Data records
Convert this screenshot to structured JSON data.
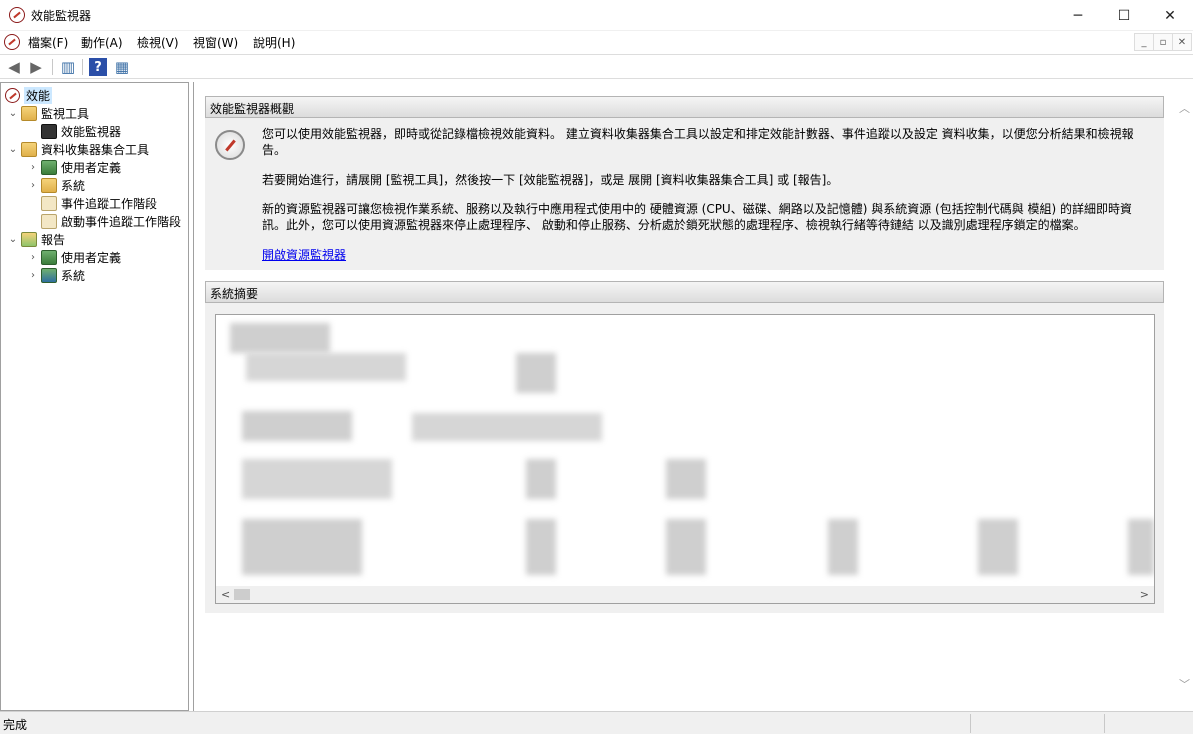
{
  "window": {
    "title": "效能監視器",
    "controls": {
      "minimize": "─",
      "maximize": "☐",
      "close": "✕"
    }
  },
  "menu": [
    {
      "label": "檔案(F)"
    },
    {
      "label": "動作(A)"
    },
    {
      "label": "檢視(V)"
    },
    {
      "label": "視窗(W)"
    },
    {
      "label": "說明(H)"
    }
  ],
  "mdi_controls": [
    "_",
    "▫",
    "✕"
  ],
  "toolbar": [
    {
      "name": "back-arrow-icon",
      "glyph": "◀"
    },
    {
      "name": "forward-arrow-icon",
      "glyph": "▶"
    },
    {
      "name": "show-hide-console-tree-icon",
      "glyph": "▥"
    },
    {
      "name": "help-icon",
      "glyph": "?"
    },
    {
      "name": "show-hide-action-pane-icon",
      "glyph": "▦"
    }
  ],
  "tree": {
    "root": "效能",
    "monitoring_tools": "監視工具",
    "performance_monitor": "效能監視器",
    "data_collector_sets": "資料收集器集合工具",
    "dcs_user_defined": "使用者定義",
    "dcs_system": "系統",
    "event_trace_sessions": "事件追蹤工作階段",
    "startup_event_trace_sessions": "啟動事件追蹤工作階段",
    "reports": "報告",
    "reports_user_defined": "使用者定義",
    "reports_system": "系統",
    "expand_glyph": "›",
    "collapse_glyph": "⌄"
  },
  "overview": {
    "header": "效能監視器概觀",
    "para1": "您可以使用效能監視器，即時或從記錄檔檢視效能資料。 建立資料收集器集合工具以設定和排定效能計數器、事件追蹤以及設定 資料收集，以便您分析結果和檢視報告。",
    "para2": "若要開始進行，請展開 [監視工具]，然後按一下 [效能監視器]，或是 展開 [資料收集器集合工具] 或 [報告]。",
    "para3": "新的資源監視器可讓您檢視作業系統、服務以及執行中應用程式使用中的 硬體資源 (CPU、磁碟、網路以及記憶體) 與系統資源 (包括控制代碼與 模組) 的詳細即時資訊。此外，您可以使用資源監視器來停止處理程序、 啟動和停止服務、分析處於鎖死狀態的處理程序、檢視執行緒等待鏈結 以及識別處理程序鎖定的檔案。",
    "link": "開啟資源監視器"
  },
  "summary": {
    "header": "系統摘要"
  },
  "scroll": {
    "up": "︿",
    "down": "﹀",
    "left": "<",
    "right": ">"
  },
  "status": {
    "text": "完成"
  }
}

PROBLEM TO WORK ON » List each line of the records that holds the string "使用者定義".

ANSWER FOR THE TASK »
    "dcs_user_defined": "使用者定義",
    "reports_user_defined": "使用者定義",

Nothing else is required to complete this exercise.